**TASK PROMPT**
Transcribe the listing that follows in full, omitting pictures.

········

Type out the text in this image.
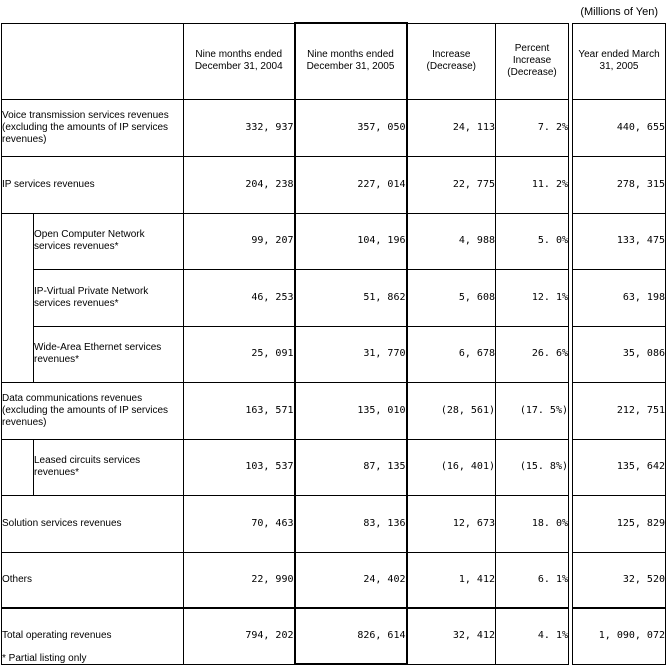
(Millions of Yen)
		Nine months ended December 31, 2004	Nine months ended December 31, 2005	Increase (Decrease)	Percent Increase (Decrease)		Year ended March 31, 2005
Voice transmission services revenues (excluding the amounts of IP services revenues)		332, 937	357, 050	24, 113	7. 2%		440, 655
IP services revenues		204, 238	227, 014	22, 775	11. 2%		278, 315
	Open Computer Network services revenues*	99, 207	104, 196	4, 988	5. 0%		133, 475
	IP-Virtual Private Network services revenues*	46, 253	51, 862	5, 608	12. 1%		63, 198
	Wide-Area Ethernet services revenues*	25, 091	31, 770	6, 678	26. 6%		35, 086
Data communications revenues (excluding the amounts of IP services revenues)		163, 571	135, 010	(28, 561)	(17. 5%)		212, 751
	Leased circuits services revenues*	103, 537	87, 135	(16, 401)	(15. 8%)		135, 642
Solution services revenues		70, 463	83, 136	12, 673	18. 0%		125, 829
Others		22, 990	24, 402	1, 412	6. 1%		32, 520
Total operating revenues		794, 202	826, 614	32, 412	4. 1%		1, 090, 072
* Partial listing only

········

**SOLUTION TO THIS TASK**
Type out the text in this image.
(Millions of Yen)
		Nine months ended December 31, 2004	Nine months ended December 31, 2005	Increase (Decrease)	Percent Increase (Decrease)		Year ended March 31, 2005
Voice transmission services revenues (excluding the amounts of IP services revenues)		332, 937	357, 050	24, 113	7. 2%		440, 655
IP services revenues		204, 238	227, 014	22, 775	11. 2%		278, 315
	Open Computer Network services revenues*	99, 207	104, 196	4, 988	5. 0%		133, 475
	IP-Virtual Private Network services revenues*	46, 253	51, 862	5, 608	12. 1%		63, 198
	Wide-Area Ethernet services revenues*	25, 091	31, 770	6, 678	26. 6%		35, 086
Data communications revenues (excluding the amounts of IP services revenues)		163, 571	135, 010	(28, 561)	(17. 5%)		212, 751
	Leased circuits services revenues*	103, 537	87, 135	(16, 401)	(15. 8%)		135, 642
Solution services revenues		70, 463	83, 136	12, 673	18. 0%		125, 829
Others		22, 990	24, 402	1, 412	6. 1%		32, 520
Total operating revenues		794, 202	826, 614	32, 412	4. 1%		1, 090, 072
* Partial listing only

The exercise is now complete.